WRITTEN INSTRUCTION: Your task is to copy every record exactly.

PROVIDED DATA:
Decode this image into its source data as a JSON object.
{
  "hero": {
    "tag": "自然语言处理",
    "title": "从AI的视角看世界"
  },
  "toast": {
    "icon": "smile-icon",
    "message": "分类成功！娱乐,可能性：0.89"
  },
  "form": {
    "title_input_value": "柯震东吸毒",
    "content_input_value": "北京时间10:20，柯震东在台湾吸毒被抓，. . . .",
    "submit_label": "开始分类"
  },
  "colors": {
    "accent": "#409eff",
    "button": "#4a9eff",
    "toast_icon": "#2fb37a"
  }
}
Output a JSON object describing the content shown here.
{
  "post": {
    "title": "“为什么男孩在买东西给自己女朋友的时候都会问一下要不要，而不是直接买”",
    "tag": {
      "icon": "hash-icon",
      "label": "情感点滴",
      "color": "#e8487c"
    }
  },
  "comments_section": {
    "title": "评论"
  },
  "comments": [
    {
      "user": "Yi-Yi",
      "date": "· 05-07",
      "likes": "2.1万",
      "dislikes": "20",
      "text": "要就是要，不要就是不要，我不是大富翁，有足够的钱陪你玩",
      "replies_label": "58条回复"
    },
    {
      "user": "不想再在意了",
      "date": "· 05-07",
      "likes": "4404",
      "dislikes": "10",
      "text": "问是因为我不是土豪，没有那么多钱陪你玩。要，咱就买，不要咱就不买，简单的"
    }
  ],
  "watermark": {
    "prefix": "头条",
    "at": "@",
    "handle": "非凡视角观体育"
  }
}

RESULT OF THIS EXERCISE:
Decode this image into its source data as a JSON object.
{
  "hero": {
    "tag": "自然语言处理",
    "title": "从AI的视角看世界"
  },
  "toast": {
    "icon": "smile-icon",
    "message": "分类成功！娱乐,可能性：0.89"
  },
  "form": {
    "title_input_value": "柯震东吸毒",
    "content_input_value": "北京时间10:20，柯震东在台湾吸毒被抓，. . . .",
    "submit_label": "开始分类"
  },
  "colors": {
    "accent": "#409eff",
    "button": "#4a9eff",
    "toast_icon": "#2fb37a"
  }
}
Output a JSON object describing the content shown here.
{
  "post": {
    "title": "“为什么男孩在买东西给自己女朋友的时候都会问一下要不要，而不是直接买”",
    "tag": {
      "icon": "hash-icon",
      "label": "情感点滴",
      "color": "#e8487c"
    }
  },
  "comments_section": {
    "title": "评论"
  },
  "comments": [
    {
      "user": "Yi-Yi",
      "date": "· 05-07",
      "likes": "2.1万",
      "dislikes": "20",
      "text": "要就是要，不要就是不要，我不是大富翁，有足够的钱陪你玩",
      "replies_label": "58条回复"
    },
    {
      "user": "不想再在意了",
      "date": "· 05-07",
      "likes": "4404",
      "dislikes": "10",
      "text": "问是因为我不是土豪，没有那么多钱陪你玩。要，咱就买，不要咱就不买，简单的"
    }
  ],
  "watermark": {
    "prefix": "头条",
    "at": "@",
    "handle": "非凡视角观体育"
  }
}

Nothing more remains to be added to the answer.